DATA EXCERPTS:
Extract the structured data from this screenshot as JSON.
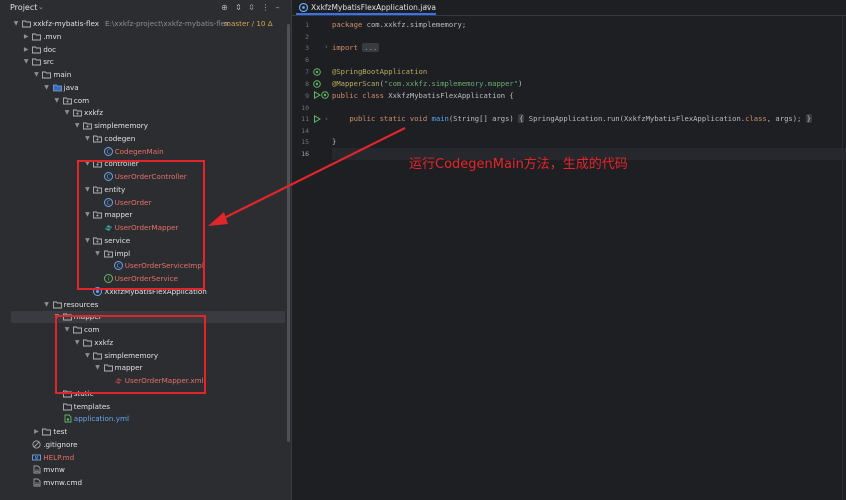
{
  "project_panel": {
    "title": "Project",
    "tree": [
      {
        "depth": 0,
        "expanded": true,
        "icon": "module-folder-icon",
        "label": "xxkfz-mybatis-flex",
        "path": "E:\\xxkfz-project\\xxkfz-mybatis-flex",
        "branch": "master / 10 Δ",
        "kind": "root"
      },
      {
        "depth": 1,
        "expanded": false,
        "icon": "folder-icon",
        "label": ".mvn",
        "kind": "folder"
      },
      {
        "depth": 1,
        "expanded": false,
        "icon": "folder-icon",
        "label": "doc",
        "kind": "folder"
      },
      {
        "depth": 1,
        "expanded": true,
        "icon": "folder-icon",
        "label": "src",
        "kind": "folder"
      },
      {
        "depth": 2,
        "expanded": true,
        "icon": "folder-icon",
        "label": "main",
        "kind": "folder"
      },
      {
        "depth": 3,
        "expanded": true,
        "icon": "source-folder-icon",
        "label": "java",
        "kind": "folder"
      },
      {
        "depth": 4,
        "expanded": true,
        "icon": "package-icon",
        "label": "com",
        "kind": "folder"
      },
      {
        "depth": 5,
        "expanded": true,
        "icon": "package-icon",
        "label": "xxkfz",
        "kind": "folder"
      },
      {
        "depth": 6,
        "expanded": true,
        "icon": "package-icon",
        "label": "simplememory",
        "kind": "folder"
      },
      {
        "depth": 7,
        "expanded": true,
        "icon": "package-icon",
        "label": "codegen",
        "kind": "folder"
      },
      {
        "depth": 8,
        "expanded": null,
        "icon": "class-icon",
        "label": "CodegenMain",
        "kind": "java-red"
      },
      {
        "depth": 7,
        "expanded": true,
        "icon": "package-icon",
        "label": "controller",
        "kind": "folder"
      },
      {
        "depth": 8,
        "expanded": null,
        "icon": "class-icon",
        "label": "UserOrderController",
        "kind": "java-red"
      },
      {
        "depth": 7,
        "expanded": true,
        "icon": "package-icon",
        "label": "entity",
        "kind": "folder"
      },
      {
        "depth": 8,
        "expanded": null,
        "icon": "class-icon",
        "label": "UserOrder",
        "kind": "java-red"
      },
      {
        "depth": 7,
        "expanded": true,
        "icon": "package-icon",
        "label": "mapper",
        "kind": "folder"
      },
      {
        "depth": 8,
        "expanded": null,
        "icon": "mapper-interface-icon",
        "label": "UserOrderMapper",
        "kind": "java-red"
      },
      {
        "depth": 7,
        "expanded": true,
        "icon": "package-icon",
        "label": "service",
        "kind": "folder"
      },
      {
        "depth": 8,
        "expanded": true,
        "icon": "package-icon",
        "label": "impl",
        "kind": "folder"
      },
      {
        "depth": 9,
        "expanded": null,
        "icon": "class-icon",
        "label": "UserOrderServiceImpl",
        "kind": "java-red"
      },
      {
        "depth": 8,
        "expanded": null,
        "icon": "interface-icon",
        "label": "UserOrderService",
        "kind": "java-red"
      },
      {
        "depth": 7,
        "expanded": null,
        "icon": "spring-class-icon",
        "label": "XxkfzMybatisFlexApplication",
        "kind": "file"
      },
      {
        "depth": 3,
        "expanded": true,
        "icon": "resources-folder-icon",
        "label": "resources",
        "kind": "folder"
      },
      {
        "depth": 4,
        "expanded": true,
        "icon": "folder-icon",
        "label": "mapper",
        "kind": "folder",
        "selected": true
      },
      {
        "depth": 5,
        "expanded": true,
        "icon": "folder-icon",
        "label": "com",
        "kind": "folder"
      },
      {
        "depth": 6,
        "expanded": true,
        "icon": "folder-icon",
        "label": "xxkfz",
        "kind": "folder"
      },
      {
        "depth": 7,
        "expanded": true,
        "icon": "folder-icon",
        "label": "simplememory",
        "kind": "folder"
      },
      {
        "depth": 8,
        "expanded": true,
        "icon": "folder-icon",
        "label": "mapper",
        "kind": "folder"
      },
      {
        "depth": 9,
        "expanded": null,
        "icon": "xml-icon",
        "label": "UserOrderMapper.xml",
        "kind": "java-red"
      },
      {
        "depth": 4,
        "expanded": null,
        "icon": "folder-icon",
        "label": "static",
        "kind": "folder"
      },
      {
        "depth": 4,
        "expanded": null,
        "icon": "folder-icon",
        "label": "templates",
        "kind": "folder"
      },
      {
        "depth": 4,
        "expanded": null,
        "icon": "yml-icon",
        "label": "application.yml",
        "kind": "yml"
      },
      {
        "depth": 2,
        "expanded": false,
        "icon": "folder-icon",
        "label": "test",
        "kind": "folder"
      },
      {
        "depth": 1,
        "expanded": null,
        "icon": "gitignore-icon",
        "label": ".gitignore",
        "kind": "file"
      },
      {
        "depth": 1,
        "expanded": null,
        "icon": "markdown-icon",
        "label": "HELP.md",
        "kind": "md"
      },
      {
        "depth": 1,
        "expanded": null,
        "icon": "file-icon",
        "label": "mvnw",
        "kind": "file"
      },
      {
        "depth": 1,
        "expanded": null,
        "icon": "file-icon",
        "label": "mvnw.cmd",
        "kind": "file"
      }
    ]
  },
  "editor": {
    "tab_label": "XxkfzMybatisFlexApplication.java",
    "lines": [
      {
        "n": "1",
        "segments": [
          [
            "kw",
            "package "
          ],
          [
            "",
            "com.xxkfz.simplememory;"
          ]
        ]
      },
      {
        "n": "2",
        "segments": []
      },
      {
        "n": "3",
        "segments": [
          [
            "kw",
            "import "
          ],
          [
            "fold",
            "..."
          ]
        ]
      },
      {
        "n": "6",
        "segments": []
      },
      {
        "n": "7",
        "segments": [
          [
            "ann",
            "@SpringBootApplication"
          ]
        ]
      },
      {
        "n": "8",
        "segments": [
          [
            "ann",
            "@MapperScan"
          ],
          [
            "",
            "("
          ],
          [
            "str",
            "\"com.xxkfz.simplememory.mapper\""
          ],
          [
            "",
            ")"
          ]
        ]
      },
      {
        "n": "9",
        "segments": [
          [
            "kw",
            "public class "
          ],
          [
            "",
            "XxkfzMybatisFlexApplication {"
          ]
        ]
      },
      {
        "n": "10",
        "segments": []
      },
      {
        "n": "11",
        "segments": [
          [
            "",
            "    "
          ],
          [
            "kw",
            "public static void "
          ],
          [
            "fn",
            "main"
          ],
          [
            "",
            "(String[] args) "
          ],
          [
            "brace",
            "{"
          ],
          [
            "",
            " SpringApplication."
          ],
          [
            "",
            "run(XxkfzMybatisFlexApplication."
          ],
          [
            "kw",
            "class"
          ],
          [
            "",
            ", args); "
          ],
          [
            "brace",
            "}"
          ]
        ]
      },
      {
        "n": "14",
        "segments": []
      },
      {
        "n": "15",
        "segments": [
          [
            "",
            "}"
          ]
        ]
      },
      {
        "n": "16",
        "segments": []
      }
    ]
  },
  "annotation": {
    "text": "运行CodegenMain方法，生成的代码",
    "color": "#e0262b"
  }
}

SHORT TASK: Filter out all lines lacking the word "XxkfzMybatisFlexApplication" and copy the rest.

COMPLETE OUTPUT:
        "label": "XxkfzMybatisFlexApplication",
    "tab_label": "XxkfzMybatisFlexApplication.java",
            "XxkfzMybatisFlexApplication {"
            "run(XxkfzMybatisFlexApplication."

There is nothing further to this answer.